Can you rewrite the data from its start through the line containing "- species-common-name: Lúa", inclusive, as a Markdown table with columns Row and Entry, numbering each line and leaving out blank lines?

| SOURCE MATERIAL |
-------------------------

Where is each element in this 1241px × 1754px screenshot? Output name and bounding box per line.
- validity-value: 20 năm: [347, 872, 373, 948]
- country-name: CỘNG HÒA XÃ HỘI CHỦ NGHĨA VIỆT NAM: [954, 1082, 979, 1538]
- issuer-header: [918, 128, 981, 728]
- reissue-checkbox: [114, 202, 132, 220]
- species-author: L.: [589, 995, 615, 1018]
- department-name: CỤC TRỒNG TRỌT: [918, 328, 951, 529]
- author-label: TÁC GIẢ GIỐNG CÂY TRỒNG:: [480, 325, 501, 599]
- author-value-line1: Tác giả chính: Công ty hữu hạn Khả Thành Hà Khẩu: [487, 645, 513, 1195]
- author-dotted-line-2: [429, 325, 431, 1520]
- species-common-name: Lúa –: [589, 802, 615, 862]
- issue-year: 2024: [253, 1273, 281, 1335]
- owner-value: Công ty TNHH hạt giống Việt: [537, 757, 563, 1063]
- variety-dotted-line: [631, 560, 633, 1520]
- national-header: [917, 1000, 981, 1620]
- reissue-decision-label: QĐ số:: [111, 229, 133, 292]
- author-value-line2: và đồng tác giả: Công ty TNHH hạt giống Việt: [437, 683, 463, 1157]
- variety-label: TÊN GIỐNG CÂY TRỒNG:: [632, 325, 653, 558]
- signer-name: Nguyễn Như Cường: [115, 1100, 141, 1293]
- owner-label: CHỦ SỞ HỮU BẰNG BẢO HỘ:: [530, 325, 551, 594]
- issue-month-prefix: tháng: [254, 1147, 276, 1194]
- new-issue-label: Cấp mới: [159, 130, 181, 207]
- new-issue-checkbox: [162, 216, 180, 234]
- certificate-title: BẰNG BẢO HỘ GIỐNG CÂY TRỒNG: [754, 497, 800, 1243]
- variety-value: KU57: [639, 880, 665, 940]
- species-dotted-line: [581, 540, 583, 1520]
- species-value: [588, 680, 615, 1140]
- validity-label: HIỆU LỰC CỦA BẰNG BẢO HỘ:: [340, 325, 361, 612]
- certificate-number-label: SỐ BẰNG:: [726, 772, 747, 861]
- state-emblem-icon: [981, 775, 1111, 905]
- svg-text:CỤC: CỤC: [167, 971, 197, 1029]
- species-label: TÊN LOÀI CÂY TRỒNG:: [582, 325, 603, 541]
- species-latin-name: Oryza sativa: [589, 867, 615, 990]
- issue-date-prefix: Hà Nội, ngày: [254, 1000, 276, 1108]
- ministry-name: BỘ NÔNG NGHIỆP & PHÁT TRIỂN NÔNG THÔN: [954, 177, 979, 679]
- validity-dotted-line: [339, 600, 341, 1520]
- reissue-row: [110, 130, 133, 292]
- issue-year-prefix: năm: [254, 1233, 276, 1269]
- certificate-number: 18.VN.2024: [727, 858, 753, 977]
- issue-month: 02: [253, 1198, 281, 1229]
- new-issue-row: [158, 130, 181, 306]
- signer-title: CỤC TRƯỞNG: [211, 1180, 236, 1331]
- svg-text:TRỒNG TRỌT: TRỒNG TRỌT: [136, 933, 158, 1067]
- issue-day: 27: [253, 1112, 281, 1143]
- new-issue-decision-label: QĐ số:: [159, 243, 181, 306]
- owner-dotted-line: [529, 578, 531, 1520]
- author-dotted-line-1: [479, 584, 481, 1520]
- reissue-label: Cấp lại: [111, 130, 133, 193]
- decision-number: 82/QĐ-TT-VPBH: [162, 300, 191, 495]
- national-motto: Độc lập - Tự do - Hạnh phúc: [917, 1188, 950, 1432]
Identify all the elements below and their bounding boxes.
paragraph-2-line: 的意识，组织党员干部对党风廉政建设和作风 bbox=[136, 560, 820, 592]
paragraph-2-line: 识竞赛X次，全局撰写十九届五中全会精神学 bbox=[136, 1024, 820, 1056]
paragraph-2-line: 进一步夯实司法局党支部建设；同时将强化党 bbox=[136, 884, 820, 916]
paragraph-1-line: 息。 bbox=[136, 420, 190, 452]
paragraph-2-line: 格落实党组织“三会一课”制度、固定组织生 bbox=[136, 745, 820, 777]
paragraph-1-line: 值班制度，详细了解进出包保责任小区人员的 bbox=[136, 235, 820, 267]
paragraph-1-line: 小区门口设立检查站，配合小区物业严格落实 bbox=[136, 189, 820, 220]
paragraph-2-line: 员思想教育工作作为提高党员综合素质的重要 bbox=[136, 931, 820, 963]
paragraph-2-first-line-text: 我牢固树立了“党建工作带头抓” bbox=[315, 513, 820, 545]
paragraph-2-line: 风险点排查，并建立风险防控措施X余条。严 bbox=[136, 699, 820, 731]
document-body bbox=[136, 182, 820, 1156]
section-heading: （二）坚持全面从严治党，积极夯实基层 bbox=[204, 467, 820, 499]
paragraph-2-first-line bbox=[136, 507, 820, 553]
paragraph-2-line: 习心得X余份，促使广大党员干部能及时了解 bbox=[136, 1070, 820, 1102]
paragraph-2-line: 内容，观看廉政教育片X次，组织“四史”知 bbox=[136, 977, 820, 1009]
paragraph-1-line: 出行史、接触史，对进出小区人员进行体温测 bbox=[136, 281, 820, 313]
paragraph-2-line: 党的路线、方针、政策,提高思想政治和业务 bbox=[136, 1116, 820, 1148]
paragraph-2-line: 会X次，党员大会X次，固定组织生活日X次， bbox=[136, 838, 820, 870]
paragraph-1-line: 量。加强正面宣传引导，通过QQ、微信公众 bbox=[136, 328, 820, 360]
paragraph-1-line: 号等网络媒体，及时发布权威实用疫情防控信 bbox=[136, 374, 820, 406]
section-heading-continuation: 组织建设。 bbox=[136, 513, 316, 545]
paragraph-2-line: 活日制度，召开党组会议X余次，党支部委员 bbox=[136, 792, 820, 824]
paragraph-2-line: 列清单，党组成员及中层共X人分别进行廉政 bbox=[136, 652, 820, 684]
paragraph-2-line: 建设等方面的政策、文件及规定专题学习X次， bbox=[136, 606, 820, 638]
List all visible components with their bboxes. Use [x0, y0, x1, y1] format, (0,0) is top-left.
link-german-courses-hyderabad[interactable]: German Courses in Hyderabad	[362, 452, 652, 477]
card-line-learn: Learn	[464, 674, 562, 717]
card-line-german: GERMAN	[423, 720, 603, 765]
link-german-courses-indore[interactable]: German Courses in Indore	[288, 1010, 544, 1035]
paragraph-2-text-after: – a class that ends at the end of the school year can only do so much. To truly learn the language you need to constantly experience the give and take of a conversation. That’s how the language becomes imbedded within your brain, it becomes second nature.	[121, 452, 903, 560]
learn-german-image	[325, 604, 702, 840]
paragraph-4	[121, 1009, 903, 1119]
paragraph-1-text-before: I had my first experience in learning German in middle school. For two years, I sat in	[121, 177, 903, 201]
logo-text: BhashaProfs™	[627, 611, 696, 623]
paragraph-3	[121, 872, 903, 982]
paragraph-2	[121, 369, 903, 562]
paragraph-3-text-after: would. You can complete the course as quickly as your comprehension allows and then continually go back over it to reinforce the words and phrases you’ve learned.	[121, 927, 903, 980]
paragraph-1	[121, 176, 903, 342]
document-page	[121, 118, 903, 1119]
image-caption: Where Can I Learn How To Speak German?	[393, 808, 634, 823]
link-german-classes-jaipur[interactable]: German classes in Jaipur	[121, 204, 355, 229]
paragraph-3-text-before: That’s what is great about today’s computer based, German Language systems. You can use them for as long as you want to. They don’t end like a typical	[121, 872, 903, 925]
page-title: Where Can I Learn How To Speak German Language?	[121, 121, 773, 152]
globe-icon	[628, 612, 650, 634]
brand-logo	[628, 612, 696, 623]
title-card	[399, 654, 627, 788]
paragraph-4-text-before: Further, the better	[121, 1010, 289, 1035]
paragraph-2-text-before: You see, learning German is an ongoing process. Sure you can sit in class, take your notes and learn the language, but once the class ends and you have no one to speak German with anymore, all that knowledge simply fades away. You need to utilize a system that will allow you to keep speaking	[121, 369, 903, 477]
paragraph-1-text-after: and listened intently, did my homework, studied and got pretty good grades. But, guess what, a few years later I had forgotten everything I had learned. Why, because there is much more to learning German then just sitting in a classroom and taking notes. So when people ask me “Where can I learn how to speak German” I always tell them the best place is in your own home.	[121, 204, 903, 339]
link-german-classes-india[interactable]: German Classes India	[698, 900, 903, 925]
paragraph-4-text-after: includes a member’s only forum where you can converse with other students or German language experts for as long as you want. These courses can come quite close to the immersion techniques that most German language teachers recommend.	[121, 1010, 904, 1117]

-------------------------

| RESPONSE |
| Row | Entry |
|---|---|
| 1 | Where is each element in this 1241px × 1754px screenshot? Output name and bounding box per line. |
| 2 | - validity-value: 20 năm: [347, 872, 373, 948] |
| 3 | - country-name: CỘNG HÒA XÃ HỘI CHỦ NGHĨA VIỆT NAM: [954, 1082, 979, 1538] |
| 4 | - issuer-header: [918, 128, 981, 728] |
| 5 | - reissue-checkbox: [114, 202, 132, 220] |
| 6 | - species-author: L.: [589, 995, 615, 1018] |
| 7 | - department-name: CỤC TRỒNG TRỌT: [918, 328, 951, 529] |
| 8 | - author-label: TÁC GIẢ GIỐNG CÂY TRỒNG:: [480, 325, 501, 599] |
| 9 | - author-value-line1: Tác giả chính: Công ty hữu hạn Khả Thành Hà Khẩu: [487, 645, 513, 1195] |
| 10 | - author-dotted-line-2: [429, 325, 431, 1520] |
| 11 | - species-common-name: Lúa –: [589, 802, 615, 862] |